### Your instructions
Pick out each line with the word "个三角形" from the material that follows.

(begin)

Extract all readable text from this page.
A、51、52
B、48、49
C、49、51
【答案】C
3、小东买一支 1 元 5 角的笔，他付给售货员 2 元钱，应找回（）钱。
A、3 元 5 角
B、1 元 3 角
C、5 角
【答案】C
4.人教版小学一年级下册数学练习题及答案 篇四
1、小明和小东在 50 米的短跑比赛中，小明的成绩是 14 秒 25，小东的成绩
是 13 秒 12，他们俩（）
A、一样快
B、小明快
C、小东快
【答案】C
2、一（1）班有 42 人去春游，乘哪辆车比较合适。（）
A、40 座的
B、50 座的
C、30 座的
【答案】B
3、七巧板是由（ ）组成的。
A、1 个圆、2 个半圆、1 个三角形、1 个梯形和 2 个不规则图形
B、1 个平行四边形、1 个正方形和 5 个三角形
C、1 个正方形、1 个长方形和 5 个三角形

(end)

### Output
A、1 个圆、2 个半圆、1 个三角形、1 个梯形和 2 个不规则图形
B、1 个平行四边形、1 个正方形和 5 个三角形
C、1 个正方形、1 个长方形和 5 个三角形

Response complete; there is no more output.